▸ **DO THIS**
Only the lines holding the string "Mixed" are needed. Copy each one.

▸ **DATA LINES**
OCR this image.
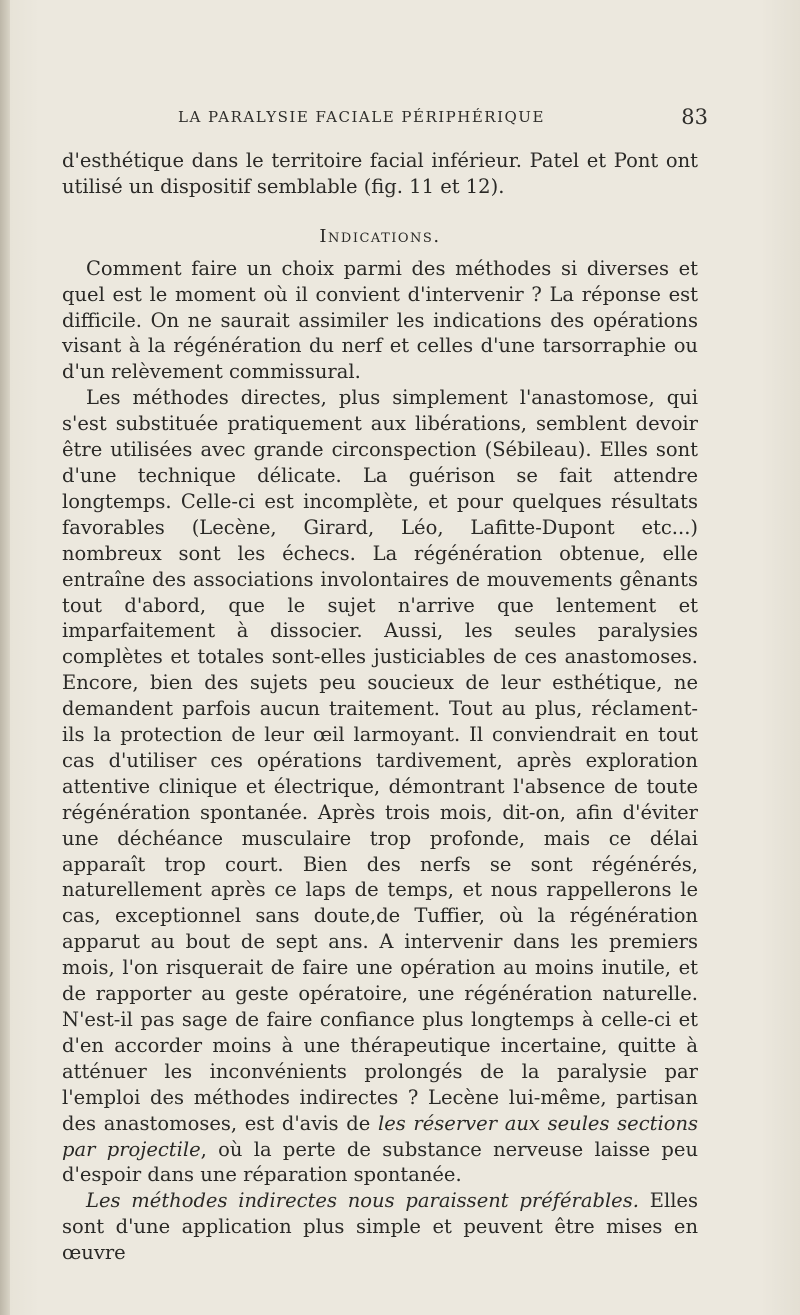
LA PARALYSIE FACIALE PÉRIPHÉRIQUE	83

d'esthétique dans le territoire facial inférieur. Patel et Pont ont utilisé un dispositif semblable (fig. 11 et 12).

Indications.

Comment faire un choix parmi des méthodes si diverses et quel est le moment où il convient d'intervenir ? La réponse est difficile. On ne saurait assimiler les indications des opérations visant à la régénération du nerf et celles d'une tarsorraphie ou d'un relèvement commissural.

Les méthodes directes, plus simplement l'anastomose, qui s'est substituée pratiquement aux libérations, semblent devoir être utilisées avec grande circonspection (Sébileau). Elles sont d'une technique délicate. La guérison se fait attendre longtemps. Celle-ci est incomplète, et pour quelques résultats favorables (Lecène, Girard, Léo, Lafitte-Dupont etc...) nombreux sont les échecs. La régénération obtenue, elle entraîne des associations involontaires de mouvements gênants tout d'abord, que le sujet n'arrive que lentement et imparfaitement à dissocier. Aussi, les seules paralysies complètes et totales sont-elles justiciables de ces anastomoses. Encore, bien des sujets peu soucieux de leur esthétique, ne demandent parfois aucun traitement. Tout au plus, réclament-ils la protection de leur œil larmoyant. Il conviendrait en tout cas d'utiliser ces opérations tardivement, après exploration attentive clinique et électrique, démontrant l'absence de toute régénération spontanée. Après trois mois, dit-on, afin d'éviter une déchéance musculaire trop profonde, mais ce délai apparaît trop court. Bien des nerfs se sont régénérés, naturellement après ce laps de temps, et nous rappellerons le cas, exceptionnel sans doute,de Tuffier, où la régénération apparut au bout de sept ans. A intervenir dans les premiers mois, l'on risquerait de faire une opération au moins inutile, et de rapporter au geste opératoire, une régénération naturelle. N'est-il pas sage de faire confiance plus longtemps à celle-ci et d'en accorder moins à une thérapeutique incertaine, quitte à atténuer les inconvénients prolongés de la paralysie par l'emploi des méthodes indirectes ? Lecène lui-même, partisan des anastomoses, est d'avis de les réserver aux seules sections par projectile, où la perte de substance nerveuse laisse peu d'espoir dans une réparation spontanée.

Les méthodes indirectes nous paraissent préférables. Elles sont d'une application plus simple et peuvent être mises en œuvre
==
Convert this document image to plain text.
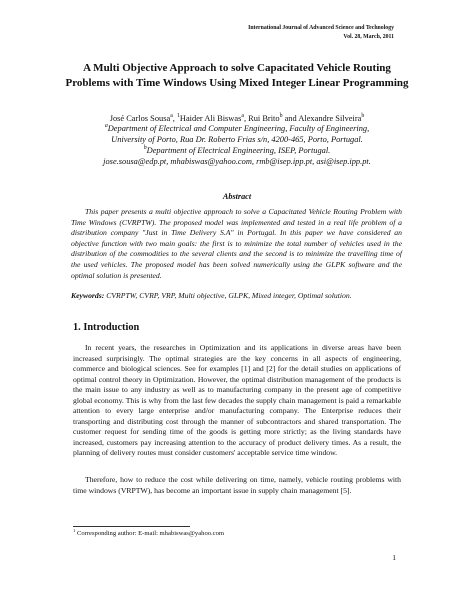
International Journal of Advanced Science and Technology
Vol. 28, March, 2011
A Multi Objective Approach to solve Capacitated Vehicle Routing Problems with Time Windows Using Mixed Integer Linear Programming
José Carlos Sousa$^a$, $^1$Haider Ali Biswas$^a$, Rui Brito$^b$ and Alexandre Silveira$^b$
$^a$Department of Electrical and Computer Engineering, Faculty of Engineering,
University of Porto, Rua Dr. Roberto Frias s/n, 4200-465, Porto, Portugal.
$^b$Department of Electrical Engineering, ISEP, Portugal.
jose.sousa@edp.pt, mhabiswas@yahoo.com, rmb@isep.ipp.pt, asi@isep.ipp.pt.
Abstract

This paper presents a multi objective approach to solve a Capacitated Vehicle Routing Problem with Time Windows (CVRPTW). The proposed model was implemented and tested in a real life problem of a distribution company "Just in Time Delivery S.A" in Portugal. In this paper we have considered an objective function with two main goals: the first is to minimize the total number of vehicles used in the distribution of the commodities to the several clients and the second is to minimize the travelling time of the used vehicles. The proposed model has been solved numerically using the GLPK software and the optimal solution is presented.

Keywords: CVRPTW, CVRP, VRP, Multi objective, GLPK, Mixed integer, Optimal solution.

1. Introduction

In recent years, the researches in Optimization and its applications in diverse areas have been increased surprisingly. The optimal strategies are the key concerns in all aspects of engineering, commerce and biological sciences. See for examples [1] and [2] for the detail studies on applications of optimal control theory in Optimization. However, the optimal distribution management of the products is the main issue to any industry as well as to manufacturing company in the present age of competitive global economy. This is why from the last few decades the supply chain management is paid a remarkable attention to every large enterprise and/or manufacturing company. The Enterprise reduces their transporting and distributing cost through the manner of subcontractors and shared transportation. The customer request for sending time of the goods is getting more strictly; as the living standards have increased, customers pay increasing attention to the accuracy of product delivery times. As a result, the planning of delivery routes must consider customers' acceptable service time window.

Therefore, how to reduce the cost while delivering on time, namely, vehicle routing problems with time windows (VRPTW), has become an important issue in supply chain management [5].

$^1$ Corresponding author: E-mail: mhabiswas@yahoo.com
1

▸ **COMPLETE ANSWER**
A Multi Objective Approach to solve Capacitated Vehicle Routing Problems with Time Windows Using Mixed Integer Linear Programming
Keywords: CVRPTW, CVRP, VRP, Multi objective, GLPK, Mixed integer, Optimal solution.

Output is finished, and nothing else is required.